▶ [Task]
Select all lines with the string "text" in them, and copy those lines.

▶ [Entries provided]
+---+

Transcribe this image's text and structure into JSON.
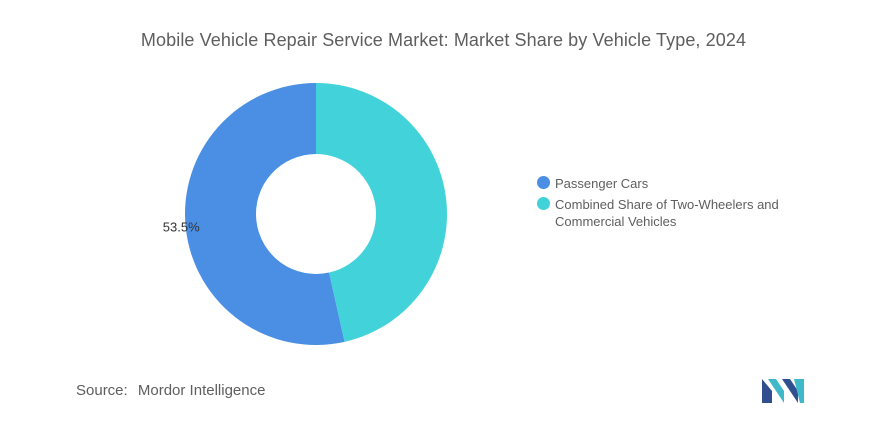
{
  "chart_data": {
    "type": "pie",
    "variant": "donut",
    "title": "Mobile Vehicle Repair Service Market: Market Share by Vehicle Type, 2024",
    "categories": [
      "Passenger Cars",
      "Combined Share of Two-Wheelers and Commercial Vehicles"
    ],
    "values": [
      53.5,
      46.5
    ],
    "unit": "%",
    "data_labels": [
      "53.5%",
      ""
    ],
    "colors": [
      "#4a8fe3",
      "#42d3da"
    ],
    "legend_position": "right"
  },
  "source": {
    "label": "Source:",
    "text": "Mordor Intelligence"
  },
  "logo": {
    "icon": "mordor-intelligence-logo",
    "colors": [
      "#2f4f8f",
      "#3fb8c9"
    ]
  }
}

+---+

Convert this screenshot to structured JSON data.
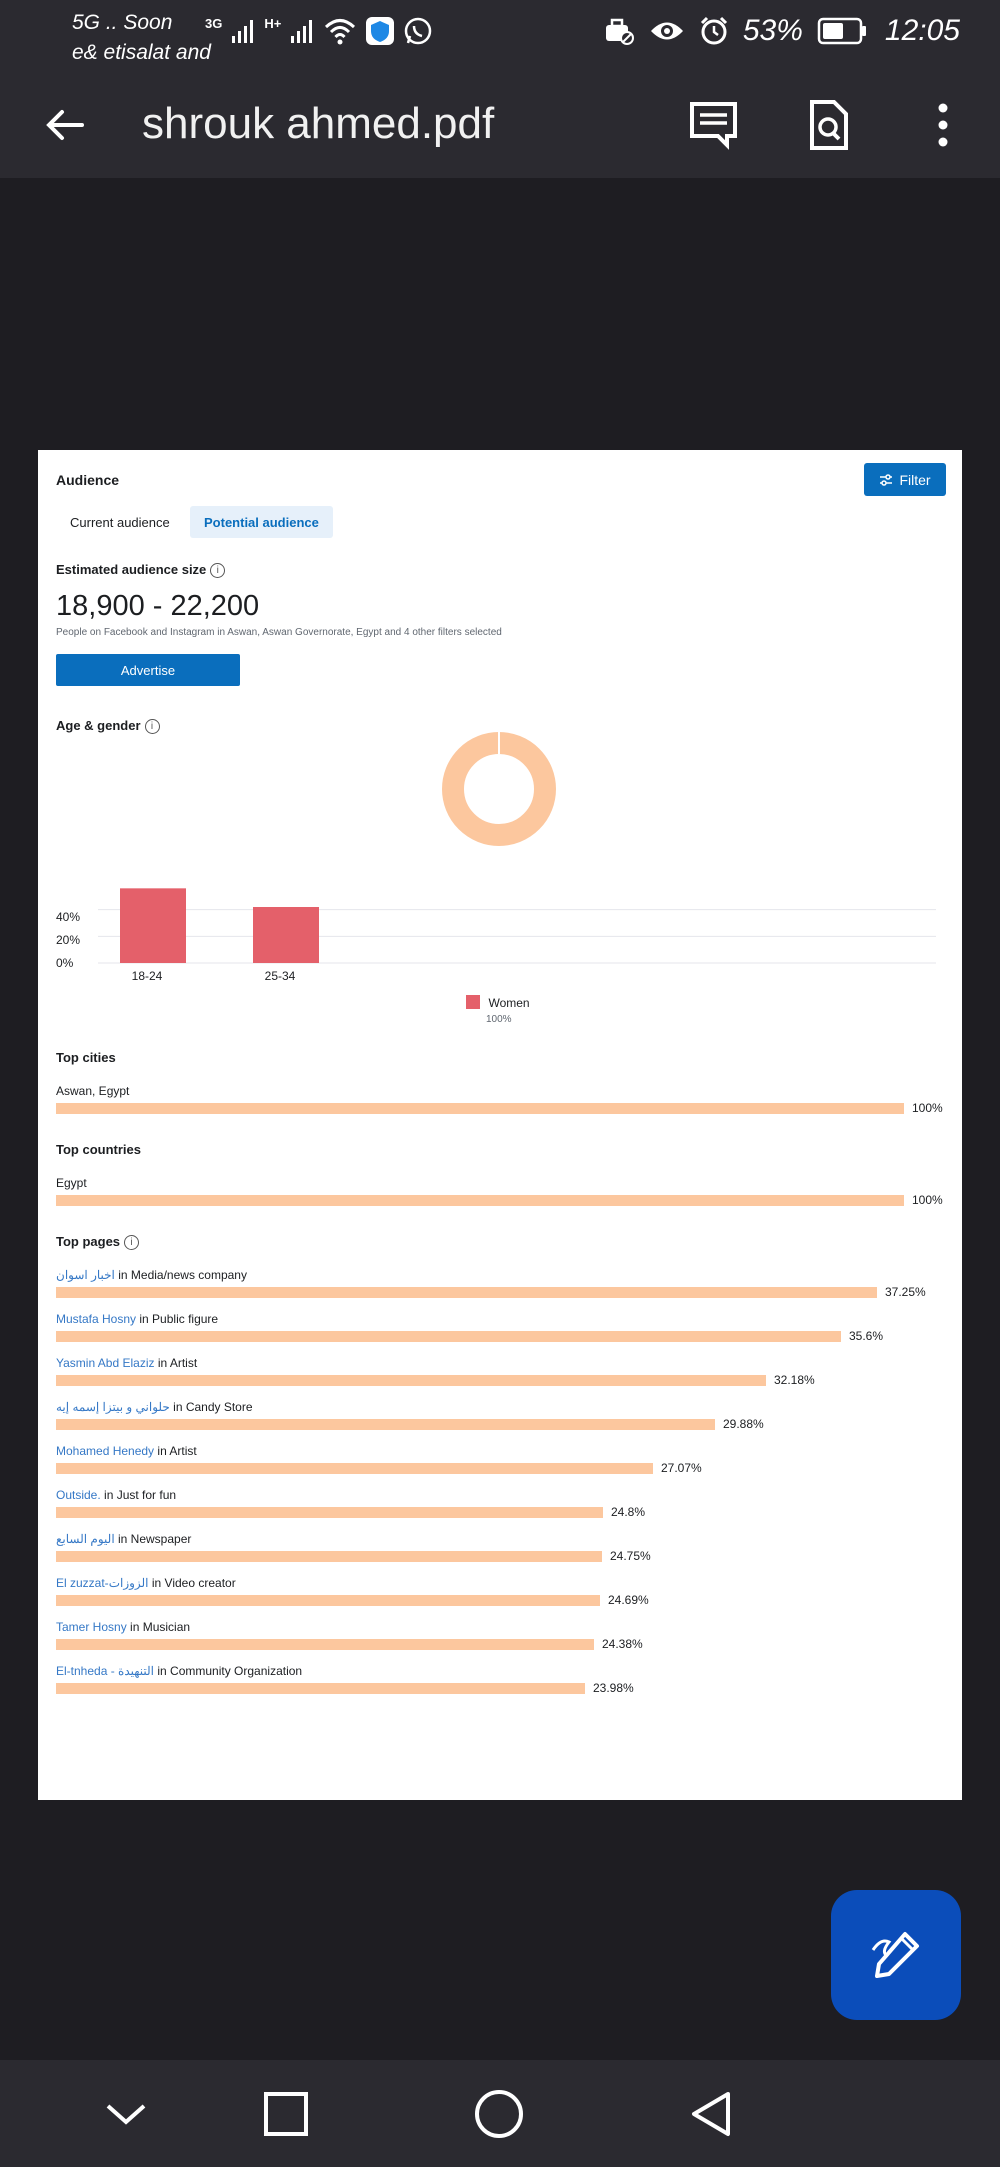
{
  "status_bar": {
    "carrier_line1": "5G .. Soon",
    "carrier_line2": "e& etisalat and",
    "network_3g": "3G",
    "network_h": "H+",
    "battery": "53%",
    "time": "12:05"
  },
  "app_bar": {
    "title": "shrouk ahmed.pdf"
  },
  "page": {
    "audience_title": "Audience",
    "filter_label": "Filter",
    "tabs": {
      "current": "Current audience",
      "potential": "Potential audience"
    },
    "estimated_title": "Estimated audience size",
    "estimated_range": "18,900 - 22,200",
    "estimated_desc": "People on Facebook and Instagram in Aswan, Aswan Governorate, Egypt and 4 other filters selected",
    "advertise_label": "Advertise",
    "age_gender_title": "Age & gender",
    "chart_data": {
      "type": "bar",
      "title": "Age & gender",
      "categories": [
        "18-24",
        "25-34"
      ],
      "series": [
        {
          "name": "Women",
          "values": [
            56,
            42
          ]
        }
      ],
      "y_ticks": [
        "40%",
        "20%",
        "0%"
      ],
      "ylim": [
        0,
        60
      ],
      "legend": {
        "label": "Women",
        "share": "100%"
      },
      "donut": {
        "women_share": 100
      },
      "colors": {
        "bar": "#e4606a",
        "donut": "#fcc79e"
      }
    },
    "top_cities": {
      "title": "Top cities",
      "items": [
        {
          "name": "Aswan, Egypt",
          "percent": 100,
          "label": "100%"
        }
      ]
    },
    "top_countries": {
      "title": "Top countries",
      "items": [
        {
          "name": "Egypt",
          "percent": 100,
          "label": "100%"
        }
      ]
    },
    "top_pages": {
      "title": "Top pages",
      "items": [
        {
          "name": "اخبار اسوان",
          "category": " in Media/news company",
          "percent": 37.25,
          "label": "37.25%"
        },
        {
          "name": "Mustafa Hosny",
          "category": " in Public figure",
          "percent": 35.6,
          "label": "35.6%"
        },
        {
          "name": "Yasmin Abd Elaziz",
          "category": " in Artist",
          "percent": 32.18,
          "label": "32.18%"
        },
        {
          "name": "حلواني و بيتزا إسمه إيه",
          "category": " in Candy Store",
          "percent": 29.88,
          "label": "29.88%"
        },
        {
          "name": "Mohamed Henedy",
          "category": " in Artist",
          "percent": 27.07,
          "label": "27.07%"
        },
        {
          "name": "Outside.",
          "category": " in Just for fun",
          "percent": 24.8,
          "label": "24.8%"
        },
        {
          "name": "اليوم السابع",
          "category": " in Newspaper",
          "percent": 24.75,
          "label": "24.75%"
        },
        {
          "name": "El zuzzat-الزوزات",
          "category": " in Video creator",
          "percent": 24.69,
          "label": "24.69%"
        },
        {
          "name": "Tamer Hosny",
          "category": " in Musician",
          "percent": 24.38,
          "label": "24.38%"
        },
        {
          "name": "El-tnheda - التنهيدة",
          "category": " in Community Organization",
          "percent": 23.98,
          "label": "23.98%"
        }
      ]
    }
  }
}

+---+

▶ [Correct result]
Transcribe this image's text and structure into JSON.
    "text": "Mordor Intelligence"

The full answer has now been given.